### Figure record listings
BEGIN

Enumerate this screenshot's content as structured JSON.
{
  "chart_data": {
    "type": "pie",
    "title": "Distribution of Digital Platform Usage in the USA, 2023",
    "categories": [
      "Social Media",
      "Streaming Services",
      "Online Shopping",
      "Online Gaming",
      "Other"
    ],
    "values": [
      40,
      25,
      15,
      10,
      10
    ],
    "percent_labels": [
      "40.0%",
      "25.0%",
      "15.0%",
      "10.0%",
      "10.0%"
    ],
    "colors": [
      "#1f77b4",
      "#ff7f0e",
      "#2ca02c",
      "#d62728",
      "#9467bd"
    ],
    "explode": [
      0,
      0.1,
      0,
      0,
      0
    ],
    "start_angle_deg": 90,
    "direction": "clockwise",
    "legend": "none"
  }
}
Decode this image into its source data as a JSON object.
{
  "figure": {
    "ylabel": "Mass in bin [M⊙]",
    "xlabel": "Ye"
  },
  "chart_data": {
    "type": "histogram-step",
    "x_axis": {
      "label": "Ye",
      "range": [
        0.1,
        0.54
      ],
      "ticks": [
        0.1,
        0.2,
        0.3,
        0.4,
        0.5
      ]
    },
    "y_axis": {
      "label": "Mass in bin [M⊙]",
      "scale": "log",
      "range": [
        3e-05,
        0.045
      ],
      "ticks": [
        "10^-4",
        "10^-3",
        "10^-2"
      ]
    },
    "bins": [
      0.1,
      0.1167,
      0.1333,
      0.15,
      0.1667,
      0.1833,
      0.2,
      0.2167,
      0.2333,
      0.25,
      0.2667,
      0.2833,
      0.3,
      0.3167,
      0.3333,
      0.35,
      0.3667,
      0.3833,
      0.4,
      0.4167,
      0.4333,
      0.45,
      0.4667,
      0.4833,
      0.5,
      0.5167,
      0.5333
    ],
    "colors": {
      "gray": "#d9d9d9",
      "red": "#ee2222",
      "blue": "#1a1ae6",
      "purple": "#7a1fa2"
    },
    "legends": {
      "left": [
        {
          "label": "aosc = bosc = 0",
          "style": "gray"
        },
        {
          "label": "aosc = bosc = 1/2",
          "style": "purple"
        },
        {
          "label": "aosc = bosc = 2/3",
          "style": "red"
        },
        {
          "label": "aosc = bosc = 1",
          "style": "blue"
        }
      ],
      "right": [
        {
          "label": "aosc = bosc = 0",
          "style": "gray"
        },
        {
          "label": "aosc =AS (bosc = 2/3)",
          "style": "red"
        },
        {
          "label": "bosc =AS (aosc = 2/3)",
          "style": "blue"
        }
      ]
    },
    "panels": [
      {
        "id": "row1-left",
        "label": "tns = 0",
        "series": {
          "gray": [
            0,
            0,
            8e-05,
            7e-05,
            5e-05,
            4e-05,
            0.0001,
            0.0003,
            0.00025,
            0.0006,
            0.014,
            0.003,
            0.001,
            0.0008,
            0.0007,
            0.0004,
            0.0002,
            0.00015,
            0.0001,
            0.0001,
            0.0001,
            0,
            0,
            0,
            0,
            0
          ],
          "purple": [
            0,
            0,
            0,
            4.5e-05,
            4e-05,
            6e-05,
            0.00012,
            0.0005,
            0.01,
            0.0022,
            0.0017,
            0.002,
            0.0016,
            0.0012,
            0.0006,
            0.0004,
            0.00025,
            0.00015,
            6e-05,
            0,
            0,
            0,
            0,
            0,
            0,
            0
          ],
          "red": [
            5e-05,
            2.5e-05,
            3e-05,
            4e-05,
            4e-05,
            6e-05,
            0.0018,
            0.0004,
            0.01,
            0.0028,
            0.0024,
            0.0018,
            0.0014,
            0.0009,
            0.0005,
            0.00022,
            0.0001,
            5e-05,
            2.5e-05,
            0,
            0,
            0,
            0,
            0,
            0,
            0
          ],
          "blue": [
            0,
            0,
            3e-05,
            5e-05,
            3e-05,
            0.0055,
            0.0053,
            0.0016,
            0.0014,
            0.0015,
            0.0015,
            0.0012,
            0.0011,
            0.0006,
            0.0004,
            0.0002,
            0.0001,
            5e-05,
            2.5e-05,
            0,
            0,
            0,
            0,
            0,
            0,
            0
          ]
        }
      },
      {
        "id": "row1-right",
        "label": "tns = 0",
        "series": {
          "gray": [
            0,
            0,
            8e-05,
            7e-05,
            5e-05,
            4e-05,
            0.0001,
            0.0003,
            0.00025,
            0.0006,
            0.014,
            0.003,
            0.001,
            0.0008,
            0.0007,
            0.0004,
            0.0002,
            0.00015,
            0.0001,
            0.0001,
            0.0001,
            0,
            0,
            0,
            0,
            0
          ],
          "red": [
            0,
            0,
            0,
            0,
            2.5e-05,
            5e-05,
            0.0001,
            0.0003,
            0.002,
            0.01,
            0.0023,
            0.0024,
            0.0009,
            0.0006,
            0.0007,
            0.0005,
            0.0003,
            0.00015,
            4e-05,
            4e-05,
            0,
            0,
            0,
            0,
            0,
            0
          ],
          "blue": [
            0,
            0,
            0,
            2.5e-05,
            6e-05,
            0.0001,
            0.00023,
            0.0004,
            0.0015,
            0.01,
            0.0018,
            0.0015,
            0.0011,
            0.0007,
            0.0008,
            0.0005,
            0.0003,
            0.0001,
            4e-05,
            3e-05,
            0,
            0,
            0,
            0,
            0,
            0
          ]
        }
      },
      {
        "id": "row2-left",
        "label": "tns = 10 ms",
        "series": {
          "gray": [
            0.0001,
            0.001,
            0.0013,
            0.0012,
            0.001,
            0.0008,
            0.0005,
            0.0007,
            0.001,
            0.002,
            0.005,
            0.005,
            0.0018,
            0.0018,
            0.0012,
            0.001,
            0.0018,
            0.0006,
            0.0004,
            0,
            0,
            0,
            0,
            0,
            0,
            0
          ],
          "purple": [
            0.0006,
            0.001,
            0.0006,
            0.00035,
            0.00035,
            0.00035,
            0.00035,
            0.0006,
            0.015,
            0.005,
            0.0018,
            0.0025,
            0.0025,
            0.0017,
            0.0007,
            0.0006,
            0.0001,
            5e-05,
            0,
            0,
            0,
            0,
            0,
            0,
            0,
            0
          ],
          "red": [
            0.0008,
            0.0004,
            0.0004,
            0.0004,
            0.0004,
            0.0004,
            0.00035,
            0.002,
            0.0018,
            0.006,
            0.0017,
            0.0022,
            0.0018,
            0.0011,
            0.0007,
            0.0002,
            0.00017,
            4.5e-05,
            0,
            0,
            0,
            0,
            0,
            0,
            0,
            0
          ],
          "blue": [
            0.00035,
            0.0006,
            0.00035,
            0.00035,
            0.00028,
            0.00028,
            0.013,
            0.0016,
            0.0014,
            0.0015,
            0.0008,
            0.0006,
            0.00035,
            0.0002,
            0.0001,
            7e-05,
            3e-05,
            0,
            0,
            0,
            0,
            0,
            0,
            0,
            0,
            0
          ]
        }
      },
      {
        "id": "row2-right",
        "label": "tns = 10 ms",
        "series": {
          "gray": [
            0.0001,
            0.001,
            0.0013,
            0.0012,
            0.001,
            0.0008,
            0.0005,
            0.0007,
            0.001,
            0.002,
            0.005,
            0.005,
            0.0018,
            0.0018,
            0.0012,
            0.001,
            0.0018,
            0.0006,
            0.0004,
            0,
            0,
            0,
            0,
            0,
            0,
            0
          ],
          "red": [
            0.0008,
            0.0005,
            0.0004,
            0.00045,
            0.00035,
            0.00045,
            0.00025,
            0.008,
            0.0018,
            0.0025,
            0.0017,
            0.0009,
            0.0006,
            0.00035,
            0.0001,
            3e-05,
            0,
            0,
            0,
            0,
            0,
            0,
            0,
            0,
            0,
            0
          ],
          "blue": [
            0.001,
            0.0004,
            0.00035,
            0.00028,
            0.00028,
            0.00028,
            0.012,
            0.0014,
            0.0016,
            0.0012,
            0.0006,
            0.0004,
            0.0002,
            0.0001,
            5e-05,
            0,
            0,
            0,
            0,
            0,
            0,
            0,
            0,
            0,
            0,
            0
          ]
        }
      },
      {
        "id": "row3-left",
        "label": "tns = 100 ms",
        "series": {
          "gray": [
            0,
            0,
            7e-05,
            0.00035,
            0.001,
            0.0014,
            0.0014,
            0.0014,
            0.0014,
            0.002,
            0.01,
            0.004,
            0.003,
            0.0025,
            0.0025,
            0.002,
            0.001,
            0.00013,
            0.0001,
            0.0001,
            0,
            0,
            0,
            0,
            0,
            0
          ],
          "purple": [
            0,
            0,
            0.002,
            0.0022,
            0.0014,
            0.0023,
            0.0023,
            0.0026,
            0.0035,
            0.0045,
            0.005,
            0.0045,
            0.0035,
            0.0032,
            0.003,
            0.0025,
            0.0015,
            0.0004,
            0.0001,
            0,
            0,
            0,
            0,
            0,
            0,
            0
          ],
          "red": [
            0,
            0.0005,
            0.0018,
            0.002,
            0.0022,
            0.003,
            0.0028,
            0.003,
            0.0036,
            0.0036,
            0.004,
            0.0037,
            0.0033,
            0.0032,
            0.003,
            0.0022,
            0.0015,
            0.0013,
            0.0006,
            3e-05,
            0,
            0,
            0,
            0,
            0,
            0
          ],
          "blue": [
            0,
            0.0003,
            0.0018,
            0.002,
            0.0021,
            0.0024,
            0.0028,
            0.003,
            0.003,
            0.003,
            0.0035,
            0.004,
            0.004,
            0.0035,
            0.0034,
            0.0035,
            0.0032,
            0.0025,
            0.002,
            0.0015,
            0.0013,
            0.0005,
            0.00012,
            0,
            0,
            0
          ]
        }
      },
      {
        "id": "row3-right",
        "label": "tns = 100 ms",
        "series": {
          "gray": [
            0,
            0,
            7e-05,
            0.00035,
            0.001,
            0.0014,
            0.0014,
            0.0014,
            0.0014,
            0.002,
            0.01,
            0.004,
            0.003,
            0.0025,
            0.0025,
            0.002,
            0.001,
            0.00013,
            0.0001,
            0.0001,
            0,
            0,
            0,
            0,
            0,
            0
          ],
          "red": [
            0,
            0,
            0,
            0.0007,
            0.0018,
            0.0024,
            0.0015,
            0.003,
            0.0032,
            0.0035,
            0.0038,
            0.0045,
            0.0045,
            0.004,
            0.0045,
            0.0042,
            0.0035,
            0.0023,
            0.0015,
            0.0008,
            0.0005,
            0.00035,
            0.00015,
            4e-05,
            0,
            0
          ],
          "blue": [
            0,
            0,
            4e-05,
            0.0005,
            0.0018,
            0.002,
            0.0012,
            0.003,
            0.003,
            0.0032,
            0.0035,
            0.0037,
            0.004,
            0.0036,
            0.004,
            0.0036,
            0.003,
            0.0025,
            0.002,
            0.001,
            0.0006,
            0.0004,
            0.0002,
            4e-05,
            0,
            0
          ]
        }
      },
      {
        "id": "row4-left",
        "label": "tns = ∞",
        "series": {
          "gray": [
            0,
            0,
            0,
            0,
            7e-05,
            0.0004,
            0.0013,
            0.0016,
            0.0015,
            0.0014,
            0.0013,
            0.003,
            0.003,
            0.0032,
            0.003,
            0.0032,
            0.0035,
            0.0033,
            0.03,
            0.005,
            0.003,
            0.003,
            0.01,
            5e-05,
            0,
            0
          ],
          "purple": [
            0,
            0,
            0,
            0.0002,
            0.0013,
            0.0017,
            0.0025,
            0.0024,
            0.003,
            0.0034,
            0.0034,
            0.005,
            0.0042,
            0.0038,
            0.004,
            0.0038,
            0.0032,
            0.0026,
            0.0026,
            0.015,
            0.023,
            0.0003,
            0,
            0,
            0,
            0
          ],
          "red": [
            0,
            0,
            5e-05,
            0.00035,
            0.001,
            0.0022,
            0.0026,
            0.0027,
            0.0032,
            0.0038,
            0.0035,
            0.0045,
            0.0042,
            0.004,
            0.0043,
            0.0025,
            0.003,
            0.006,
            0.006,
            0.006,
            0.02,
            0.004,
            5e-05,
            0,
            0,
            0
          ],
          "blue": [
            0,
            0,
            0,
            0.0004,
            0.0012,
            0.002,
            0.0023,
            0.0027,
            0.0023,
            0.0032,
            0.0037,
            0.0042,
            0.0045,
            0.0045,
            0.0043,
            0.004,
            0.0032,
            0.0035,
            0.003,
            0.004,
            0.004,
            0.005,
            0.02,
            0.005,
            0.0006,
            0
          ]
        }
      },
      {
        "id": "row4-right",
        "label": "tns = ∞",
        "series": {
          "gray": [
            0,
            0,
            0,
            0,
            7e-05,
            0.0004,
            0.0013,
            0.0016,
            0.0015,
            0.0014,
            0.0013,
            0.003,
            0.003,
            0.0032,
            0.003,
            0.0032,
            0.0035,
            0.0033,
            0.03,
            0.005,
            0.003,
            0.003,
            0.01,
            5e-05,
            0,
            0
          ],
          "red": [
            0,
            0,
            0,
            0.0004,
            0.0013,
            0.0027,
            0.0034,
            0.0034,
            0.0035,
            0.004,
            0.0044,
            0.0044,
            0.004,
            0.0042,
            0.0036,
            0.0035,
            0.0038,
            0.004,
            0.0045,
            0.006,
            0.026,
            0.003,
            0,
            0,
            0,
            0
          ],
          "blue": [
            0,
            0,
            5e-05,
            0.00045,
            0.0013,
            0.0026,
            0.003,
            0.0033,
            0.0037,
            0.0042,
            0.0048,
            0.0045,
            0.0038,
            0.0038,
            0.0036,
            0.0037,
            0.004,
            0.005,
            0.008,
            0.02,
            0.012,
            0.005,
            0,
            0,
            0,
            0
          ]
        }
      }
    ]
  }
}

END

### Task directions
Find and count the lines of the data that include the string "right", and report that figure by itself.

### Correct output
5